Extrait choisi:
★ ★ ★ ★ ★

Aujourd'hui au Canada, être diplomate femme est totalement acceptée. Sur 133 missions diplomatiques, le pays compte 32 ambassadeurs femmes.
« En 1980, je faisais partie du premier groupe où il y avait un nombre égal de femmes et d'hommes qui entraient au ministère des Affaires étrangères. Mais nous avons des diplomates femmes depuis très longtemps », note Mme Childs-Adams.
« Au début de ma carrière, il existait un défi concernant le mentorat ; il était plus facile pour un jeune homme diplomate d'avoir un mentor. C'était moins bien accepté pour les jeunes femmes parce qu'on aurait cru qu'une autre relation non professionnelle la liait à son mentor. Ce n'est plus le cas depuis au moins 20 ans », indique-t-elle.
L'ambassadrice du Canada lutte pour que les droits des femmes à poursuivre leur carrière tout en se mariant et en ayant des enfants, et en étant respectées dans le monde. Elle ajoute que dans son pays, les chiffres relatifs au nombre de femmes qui travaillent en dehors de la maison sont élevés parce qu'il existe des programmes visant à les maintenir dans leur carrière.

Mère de deux enfants
« Tout au long de ma carrière, j'ai pris au total cinq ans de congé pour m'occuper de mes enfants ; dans la vie, il y a des moments où il est quasi impossible d'assurer un véritable équilibre entre la vie professionnelle, qui ne demande pas seulement une mobilisation de 9 heures à 17 heures, et la vie privée en s'occupant des enfants, du mari, de la maison et des tracas de la vie quotidienne. Je n'ai pas pris ce congé de cinq ans d'un seul coup, bien sûr, mais je l'ai étalé dans le temps, notamment lorsque mes enfants étaient jeunes. Sans cette possibilité, je ne serai pas restée dans le corps diplomatique », dit-elle.
« Lors de la naissance de mes enfants, le congé maternité était de six mois. Actuellement, le congé s'élève à beaucoup plus que cela et les hommes ont droit aussi à un congé parental qui s'élève à six mois. Il n'y a plus de discrimination contre les femmes diplomates qui tombent enceintes parce que les hommes ont le droit de prendre congé aussi », explique-t-elle, ajoutant que « si les femmes diplomates ont la possibilité de prendre un congé, il est plus probable qu'elles reviennent au travail, surtout que l'on investit beaucoup dans la formation de jeunes diplomates ».

★ ★ ★ ★ ★

Données affichées:

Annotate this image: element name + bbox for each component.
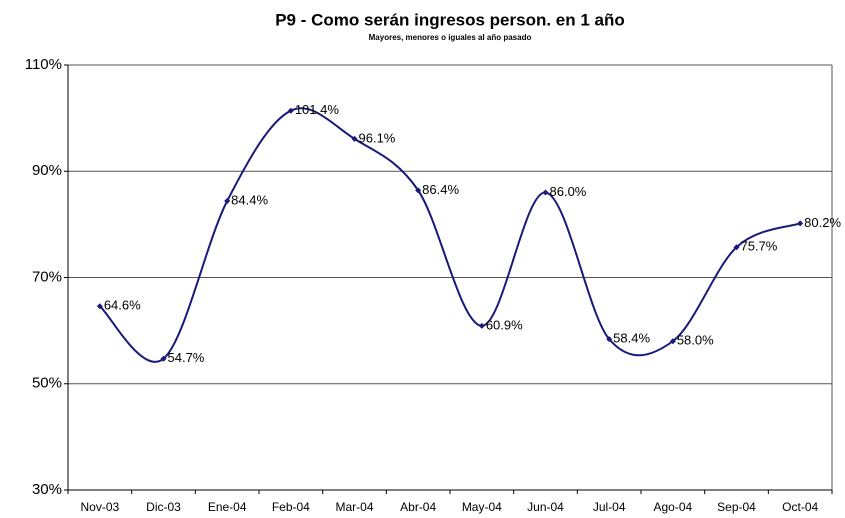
x-tick-label: Sep-04 bbox=[717, 500, 756, 514]
chart-subtitle: Mayores, menores o iguales al año pasado bbox=[369, 33, 532, 42]
x-tick-label: Feb-04 bbox=[272, 500, 310, 514]
x-tick-label: Abr-04 bbox=[400, 500, 436, 514]
x-tick-label: Jul-04 bbox=[593, 500, 626, 514]
data-point bbox=[287, 107, 294, 114]
data-label: 96.1% bbox=[359, 130, 396, 145]
y-tick-label: 50% bbox=[32, 375, 62, 392]
data-label: 58.0% bbox=[677, 333, 714, 348]
y-tick-label: 90% bbox=[32, 162, 62, 179]
y-tick-label: 110% bbox=[25, 56, 62, 73]
x-tick-label: Ene-04 bbox=[208, 500, 247, 514]
data-point bbox=[351, 135, 358, 142]
series-line bbox=[99, 107, 801, 363]
x-tick-label: May-04 bbox=[462, 500, 502, 514]
data-point bbox=[797, 220, 804, 227]
data-label: 86.4% bbox=[422, 182, 459, 197]
data-label: 84.4% bbox=[231, 192, 268, 207]
data-label: 54.7% bbox=[168, 350, 205, 365]
data-label: 64.6% bbox=[104, 298, 141, 313]
x-tick-label: Oct-04 bbox=[782, 500, 818, 514]
y-tick-label: 30% bbox=[32, 481, 62, 498]
data-label: 60.9% bbox=[486, 317, 523, 332]
data-point bbox=[606, 336, 613, 343]
data-point bbox=[542, 189, 549, 196]
x-tick-label: Dic-03 bbox=[146, 500, 181, 514]
data-point bbox=[415, 187, 422, 194]
data-point bbox=[478, 322, 485, 329]
data-point bbox=[733, 244, 740, 251]
data-label: 86.0% bbox=[550, 184, 587, 199]
data-label: 58.4% bbox=[613, 331, 650, 346]
x-tick-label: Mar-04 bbox=[335, 500, 373, 514]
x-tick-label: Jun-04 bbox=[527, 500, 564, 514]
data-label: 101.4% bbox=[295, 102, 340, 117]
x-tick-label: Ago-04 bbox=[653, 500, 692, 514]
y-tick-label: 70% bbox=[32, 268, 62, 285]
data-point bbox=[160, 355, 167, 362]
x-tick-label: Nov-03 bbox=[80, 500, 119, 514]
data-label: 80.2% bbox=[804, 215, 841, 230]
data-point bbox=[669, 338, 676, 345]
data-point bbox=[224, 198, 231, 204]
chart-title: P9 - Como serán ingresos person. en 1 añ… bbox=[275, 10, 625, 29]
data-label: 75.7% bbox=[741, 239, 778, 254]
data-point bbox=[96, 303, 103, 310]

★ ★ ★ ★ ★

Travail demandé:
**A)** Répondez aux questions suivantes à partir de l'extrait :
(i) Combien d'ambassadeurs femmes le Canada compte-t-il sur 133 missions diplomatiques ?
(ii) Combien d'années de congé Mme Childs-Adams a-t-elle prises au total pour s'occuper de ses enfants ?
(iii) Quelle était la durée du congé maternité lors de la naissance de ses enfants ?
**B)** Renvoyez le passage de l'extrait allant de « L'ambassadrice du Canada » jusqu'à « dans leur carrière. » inclus.
Les lignes n'ont aucun lien avec l'extrait.

Réponses:
**A)**
(i) 32.
(ii) Cinq ans.
(iii) Six mois.

**B)**
L'ambassadrice du Canada lutte pour que les droits des femmes à poursuivre leur carrière tout en se mariant et en ayant des enfants, et en étant respectées dans le monde. Elle ajoute que dans son pays, les chiffres relatifs au nombre de femmes qui travaillent en dehors de la maison sont élevés parce qu'il existe des programmes visant à les maintenir dans leur carrière.